* Start *

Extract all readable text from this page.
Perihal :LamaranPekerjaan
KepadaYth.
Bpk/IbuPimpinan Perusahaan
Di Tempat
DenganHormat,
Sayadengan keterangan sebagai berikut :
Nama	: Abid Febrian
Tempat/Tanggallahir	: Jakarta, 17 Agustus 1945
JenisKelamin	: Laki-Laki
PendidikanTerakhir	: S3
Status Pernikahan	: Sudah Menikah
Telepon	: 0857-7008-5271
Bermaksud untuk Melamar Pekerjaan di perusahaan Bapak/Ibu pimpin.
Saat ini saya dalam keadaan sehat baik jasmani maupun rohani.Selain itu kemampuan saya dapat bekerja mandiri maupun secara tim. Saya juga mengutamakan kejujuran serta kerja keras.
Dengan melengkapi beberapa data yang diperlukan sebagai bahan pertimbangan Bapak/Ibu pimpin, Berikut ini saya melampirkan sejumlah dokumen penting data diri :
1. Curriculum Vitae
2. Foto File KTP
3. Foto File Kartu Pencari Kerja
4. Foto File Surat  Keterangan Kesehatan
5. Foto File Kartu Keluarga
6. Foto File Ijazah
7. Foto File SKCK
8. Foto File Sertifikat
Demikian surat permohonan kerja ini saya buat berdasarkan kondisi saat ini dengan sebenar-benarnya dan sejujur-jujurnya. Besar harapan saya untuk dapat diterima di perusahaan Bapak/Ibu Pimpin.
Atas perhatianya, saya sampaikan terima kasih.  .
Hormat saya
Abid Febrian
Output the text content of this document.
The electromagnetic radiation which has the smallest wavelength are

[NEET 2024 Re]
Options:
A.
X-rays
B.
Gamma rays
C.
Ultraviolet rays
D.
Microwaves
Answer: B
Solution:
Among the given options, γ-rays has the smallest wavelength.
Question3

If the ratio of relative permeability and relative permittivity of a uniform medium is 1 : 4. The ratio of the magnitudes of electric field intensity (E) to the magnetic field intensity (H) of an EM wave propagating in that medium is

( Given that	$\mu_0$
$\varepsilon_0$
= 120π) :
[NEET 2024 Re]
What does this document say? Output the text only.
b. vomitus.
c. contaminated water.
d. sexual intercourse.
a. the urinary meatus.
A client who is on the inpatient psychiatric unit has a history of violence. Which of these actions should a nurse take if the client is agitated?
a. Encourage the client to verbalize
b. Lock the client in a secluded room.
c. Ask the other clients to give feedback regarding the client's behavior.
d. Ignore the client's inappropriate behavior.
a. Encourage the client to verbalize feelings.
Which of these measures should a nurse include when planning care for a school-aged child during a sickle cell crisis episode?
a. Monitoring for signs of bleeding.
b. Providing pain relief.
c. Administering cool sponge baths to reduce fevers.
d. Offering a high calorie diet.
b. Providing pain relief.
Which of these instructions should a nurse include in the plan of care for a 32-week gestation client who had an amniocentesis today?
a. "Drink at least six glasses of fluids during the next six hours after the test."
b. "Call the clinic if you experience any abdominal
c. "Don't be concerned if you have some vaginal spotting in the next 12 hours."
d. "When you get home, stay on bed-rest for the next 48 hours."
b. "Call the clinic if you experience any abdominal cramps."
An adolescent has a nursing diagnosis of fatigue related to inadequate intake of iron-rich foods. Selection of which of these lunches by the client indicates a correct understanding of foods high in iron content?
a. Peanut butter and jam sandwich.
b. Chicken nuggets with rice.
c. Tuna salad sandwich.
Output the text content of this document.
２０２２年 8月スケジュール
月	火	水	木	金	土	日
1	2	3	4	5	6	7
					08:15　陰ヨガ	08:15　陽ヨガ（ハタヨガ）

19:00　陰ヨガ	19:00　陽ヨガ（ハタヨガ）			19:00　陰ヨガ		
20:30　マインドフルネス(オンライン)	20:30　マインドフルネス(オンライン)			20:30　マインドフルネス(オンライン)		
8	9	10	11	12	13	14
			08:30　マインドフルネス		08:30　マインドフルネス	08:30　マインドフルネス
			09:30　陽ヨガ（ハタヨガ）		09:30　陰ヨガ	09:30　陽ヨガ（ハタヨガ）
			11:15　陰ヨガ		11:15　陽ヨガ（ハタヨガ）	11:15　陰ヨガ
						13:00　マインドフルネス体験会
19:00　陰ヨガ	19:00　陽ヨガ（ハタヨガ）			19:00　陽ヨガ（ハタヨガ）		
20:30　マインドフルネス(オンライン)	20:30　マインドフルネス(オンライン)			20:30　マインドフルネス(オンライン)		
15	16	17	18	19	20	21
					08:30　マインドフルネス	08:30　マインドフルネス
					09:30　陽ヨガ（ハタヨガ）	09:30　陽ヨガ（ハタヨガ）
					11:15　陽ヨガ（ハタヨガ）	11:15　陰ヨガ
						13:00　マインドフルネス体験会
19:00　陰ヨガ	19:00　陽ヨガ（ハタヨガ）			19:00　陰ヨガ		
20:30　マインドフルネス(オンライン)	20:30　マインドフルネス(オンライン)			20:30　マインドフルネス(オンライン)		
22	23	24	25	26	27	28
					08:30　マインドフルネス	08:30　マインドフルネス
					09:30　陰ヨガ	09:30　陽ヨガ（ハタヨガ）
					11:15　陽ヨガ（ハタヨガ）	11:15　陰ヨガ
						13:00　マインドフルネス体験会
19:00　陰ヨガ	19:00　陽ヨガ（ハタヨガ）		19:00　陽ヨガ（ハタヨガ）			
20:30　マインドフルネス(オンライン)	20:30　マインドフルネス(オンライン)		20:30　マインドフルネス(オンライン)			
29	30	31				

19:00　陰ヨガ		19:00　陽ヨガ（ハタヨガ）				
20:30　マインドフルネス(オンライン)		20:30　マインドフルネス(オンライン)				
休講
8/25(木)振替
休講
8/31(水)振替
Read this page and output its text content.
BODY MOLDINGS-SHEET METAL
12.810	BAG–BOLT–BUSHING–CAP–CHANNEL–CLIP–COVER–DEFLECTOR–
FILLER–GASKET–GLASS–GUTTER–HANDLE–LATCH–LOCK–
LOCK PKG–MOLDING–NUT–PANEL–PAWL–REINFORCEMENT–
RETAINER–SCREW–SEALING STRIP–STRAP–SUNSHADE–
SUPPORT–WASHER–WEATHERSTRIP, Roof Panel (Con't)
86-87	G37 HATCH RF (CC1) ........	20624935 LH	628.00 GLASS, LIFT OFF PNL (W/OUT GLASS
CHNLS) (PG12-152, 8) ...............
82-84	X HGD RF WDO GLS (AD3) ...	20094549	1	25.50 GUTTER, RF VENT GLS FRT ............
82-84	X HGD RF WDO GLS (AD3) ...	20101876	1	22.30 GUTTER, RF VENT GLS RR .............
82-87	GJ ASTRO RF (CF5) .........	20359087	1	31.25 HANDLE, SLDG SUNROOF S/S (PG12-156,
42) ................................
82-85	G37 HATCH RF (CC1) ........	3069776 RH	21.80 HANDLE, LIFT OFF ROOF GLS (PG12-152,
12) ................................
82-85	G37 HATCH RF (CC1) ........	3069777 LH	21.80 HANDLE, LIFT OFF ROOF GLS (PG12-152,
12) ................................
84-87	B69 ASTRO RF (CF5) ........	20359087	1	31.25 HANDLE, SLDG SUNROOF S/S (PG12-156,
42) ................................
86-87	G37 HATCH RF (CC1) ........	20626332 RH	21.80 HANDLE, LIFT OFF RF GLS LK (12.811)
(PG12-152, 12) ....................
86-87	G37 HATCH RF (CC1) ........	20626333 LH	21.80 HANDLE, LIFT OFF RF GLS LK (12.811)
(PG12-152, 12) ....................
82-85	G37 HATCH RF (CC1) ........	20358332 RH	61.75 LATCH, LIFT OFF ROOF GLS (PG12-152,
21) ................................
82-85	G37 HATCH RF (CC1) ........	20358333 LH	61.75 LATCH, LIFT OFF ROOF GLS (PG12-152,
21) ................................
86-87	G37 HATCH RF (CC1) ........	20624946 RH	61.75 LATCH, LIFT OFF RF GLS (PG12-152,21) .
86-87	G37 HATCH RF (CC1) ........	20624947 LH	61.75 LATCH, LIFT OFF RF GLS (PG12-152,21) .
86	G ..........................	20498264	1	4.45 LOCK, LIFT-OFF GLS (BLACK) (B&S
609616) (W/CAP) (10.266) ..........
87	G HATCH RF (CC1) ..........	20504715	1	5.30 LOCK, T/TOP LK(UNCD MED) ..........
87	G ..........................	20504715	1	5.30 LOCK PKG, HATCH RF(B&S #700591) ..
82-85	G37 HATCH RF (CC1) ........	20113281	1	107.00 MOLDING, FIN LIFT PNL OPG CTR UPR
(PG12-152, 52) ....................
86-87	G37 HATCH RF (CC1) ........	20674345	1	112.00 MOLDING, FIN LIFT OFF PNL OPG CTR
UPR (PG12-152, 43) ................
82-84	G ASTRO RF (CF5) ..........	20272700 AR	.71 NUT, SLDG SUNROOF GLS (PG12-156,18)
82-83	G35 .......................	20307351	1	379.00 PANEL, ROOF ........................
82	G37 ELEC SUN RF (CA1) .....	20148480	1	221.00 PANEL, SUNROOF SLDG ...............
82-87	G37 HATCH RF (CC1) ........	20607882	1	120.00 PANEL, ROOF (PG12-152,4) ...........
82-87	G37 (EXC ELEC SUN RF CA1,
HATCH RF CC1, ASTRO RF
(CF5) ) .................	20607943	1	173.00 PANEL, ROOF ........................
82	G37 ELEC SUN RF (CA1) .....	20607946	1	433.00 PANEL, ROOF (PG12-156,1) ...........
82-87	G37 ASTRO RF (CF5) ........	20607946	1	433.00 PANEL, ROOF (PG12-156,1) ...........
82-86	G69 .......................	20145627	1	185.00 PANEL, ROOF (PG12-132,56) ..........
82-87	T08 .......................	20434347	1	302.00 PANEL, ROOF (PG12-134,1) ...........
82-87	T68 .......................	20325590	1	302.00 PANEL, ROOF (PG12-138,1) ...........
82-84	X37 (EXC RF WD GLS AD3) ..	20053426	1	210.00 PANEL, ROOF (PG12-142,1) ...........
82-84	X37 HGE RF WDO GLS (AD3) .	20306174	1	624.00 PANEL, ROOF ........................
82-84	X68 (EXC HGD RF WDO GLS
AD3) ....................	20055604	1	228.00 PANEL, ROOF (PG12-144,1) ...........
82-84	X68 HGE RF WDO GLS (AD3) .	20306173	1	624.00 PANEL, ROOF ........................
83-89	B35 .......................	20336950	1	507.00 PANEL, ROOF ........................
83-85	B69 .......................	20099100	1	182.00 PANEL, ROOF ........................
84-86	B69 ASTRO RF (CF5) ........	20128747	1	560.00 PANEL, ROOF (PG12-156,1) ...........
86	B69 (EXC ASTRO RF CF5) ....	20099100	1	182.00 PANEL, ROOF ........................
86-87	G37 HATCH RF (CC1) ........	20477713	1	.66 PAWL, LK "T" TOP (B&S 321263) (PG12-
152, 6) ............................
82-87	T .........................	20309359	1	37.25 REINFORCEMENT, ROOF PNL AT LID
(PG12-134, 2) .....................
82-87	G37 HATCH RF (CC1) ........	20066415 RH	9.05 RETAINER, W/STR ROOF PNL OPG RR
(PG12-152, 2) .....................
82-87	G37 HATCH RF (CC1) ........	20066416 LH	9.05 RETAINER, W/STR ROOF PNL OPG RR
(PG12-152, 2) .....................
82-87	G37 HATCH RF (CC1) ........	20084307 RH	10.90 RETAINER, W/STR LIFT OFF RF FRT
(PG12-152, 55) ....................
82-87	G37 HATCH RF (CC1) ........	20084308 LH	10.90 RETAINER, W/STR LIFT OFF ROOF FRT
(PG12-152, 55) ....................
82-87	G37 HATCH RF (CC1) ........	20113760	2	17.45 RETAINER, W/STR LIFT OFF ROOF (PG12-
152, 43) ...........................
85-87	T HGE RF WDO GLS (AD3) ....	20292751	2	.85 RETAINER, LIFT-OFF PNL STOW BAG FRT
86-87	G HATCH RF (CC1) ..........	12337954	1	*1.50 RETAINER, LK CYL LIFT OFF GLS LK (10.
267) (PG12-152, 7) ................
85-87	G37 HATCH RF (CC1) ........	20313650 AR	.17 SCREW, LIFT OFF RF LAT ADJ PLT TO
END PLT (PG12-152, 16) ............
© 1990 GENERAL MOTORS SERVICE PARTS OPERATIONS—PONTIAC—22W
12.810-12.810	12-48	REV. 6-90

* End *

**TASK STATEMENT:** Say how many lines in this listing hold the string "SLDG", giving the count and nothing more.

**TASK OUTPUT:** 4